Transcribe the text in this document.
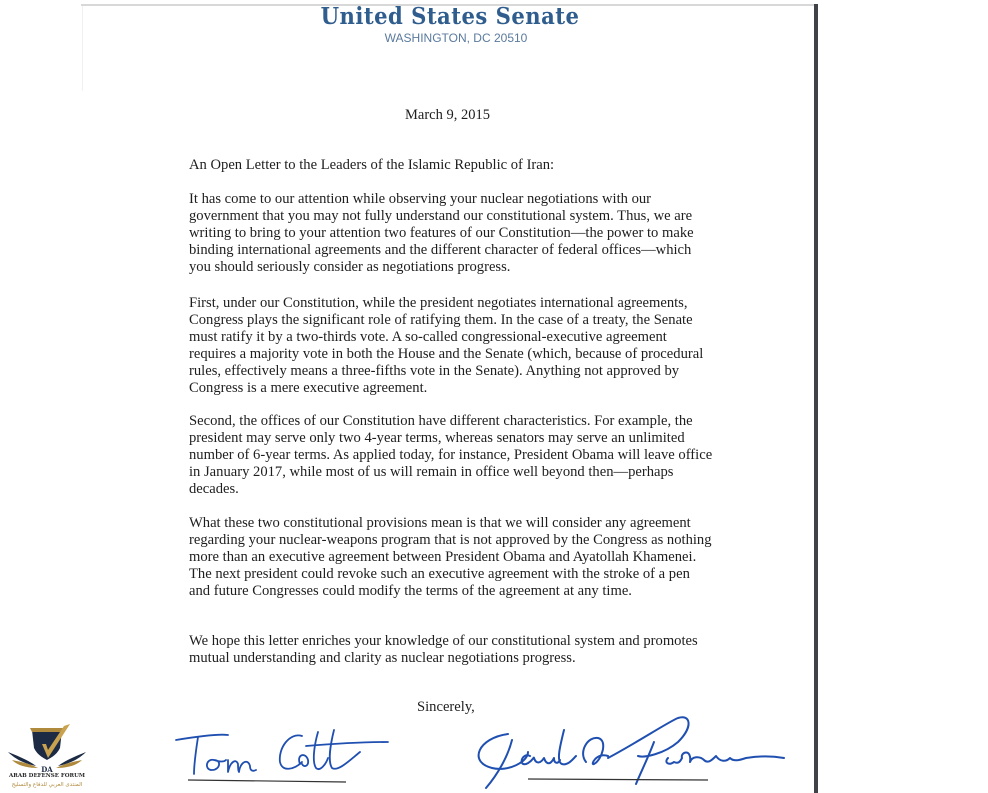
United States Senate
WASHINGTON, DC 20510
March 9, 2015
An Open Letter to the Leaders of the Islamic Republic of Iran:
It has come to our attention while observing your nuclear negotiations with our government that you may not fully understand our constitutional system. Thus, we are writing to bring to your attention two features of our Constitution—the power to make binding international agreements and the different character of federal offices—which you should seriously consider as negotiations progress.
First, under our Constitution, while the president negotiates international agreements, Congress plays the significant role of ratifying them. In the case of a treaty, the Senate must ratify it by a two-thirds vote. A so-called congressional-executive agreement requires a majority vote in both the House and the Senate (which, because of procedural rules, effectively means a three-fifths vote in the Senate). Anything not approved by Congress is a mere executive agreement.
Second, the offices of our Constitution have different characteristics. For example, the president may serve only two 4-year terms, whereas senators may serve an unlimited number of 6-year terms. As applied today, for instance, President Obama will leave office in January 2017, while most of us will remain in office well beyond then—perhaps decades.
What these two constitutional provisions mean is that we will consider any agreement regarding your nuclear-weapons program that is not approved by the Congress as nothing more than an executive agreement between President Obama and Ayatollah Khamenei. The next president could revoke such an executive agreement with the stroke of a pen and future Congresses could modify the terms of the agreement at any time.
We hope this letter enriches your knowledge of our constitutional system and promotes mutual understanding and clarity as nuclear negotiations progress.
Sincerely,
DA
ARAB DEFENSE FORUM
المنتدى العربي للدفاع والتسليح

***

• _THE REQUEST_: Go through the entries above and pull out each line with "this" in it.

• _CORRECT RESULT_:
Transcribe the text in this document.
We hope this letter enriches your knowledge of our constitutional system and promotes mutual understanding and clarity as nuclear negotiations progress.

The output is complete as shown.